Stated goal:
Every line holding the string "label" should be gathered.

(Stored data)
+++

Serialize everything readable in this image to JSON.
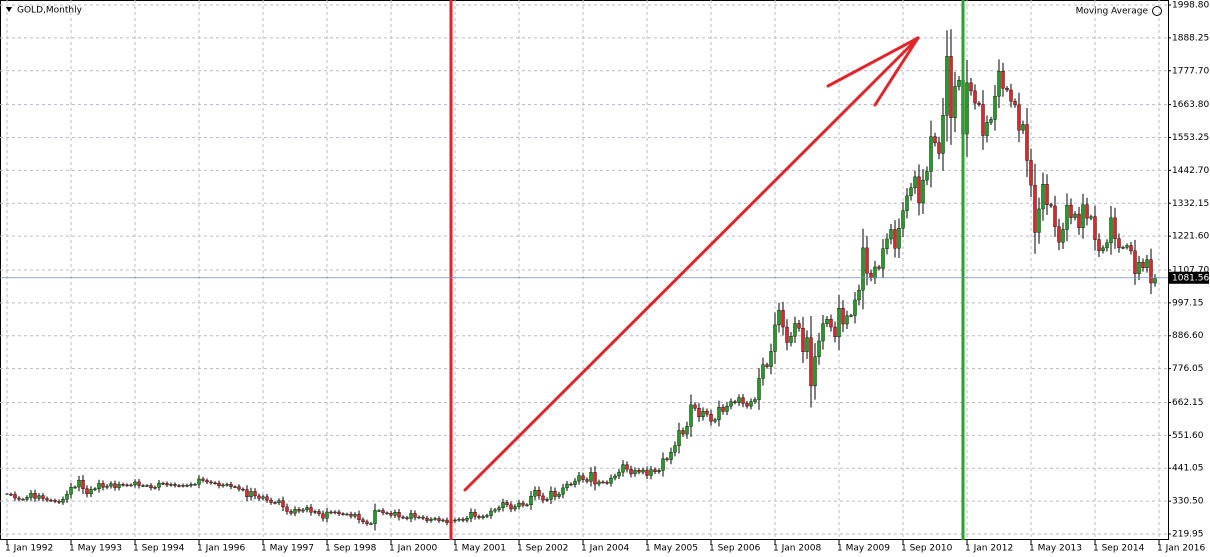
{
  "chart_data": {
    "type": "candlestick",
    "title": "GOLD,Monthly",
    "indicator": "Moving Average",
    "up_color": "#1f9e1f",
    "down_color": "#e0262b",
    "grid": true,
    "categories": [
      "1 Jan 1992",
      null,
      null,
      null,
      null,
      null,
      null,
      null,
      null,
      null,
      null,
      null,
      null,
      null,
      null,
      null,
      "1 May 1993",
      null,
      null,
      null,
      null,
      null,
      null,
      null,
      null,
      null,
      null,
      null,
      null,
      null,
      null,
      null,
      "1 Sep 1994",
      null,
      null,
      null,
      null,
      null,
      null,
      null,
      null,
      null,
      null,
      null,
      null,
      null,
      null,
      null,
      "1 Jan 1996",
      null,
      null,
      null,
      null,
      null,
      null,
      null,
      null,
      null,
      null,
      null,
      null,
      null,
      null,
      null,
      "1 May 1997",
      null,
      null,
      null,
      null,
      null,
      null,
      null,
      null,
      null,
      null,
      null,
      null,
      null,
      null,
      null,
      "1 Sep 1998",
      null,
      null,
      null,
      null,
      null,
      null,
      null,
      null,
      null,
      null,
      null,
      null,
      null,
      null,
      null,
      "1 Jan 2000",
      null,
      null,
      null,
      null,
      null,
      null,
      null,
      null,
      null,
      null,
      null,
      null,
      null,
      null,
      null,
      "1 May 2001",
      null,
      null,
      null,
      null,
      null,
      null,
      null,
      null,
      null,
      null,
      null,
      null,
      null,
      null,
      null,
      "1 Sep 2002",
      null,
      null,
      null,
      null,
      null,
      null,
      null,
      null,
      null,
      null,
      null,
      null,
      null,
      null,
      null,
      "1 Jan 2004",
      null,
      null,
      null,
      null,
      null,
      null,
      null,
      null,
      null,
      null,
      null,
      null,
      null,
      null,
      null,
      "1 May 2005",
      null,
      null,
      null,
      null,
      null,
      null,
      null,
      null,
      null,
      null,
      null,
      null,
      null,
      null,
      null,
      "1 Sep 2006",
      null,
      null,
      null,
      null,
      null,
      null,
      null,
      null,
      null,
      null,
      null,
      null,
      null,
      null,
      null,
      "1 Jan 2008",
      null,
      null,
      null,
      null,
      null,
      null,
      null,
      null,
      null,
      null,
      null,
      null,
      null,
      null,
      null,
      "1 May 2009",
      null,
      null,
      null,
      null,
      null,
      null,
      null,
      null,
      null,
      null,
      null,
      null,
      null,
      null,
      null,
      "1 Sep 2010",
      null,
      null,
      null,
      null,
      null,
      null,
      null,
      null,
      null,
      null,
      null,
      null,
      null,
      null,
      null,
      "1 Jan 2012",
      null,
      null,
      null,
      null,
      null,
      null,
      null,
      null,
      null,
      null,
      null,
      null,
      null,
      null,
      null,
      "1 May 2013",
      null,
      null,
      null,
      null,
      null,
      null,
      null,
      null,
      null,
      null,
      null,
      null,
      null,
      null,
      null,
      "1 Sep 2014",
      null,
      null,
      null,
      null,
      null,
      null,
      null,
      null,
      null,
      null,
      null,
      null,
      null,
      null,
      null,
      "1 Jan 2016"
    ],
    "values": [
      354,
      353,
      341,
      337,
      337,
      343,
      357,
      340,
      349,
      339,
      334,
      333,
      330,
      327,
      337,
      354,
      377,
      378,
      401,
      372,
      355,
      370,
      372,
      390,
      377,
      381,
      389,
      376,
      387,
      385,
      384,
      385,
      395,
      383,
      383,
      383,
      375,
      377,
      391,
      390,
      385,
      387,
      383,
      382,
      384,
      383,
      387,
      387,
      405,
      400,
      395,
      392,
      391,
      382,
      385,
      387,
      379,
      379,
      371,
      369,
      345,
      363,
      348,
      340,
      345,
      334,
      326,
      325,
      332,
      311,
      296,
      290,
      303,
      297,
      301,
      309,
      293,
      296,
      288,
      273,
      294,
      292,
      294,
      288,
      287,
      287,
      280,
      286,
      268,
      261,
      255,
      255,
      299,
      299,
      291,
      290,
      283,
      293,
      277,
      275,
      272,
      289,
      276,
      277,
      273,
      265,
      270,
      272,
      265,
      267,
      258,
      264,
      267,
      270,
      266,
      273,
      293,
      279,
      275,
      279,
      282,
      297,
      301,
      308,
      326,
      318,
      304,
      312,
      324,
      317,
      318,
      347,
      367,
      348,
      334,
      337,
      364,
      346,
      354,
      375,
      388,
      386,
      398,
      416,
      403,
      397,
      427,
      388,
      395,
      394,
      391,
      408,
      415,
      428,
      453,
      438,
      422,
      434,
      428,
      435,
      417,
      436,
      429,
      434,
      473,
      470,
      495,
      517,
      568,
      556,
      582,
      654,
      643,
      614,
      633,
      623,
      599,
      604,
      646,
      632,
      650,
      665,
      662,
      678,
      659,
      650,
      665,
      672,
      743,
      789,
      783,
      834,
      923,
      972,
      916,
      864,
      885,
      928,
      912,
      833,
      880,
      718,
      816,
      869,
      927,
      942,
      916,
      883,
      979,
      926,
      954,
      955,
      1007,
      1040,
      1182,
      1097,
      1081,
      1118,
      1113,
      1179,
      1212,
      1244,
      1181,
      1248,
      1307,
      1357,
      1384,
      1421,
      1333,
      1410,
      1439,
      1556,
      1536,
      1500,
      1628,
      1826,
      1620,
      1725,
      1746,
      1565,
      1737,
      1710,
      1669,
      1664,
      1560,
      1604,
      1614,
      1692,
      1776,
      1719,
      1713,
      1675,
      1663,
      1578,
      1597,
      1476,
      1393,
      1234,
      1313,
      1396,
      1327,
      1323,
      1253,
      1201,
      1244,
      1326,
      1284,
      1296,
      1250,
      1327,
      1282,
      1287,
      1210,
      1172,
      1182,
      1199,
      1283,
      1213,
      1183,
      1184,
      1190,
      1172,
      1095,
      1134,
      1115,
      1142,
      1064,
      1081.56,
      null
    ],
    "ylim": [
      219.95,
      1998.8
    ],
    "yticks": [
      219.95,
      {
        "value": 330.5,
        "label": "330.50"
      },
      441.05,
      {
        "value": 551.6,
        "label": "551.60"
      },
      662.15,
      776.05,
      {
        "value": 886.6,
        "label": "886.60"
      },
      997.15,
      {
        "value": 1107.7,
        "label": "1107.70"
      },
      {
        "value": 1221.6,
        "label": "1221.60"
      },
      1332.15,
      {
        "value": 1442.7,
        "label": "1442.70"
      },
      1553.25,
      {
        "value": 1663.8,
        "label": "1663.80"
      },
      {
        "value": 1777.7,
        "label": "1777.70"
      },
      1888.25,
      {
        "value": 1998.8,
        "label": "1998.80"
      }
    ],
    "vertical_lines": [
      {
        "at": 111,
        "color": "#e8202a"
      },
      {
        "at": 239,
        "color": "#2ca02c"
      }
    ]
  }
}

+++

Written answer:
        "label": "330.50"
        "label": "551.60"
        "label": "886.60"
        "label": "1107.70"
        "label": "1221.60"
        "label": "1442.70"
        "label": "1663.80"
        "label": "1777.70"
        "label": "1998.80"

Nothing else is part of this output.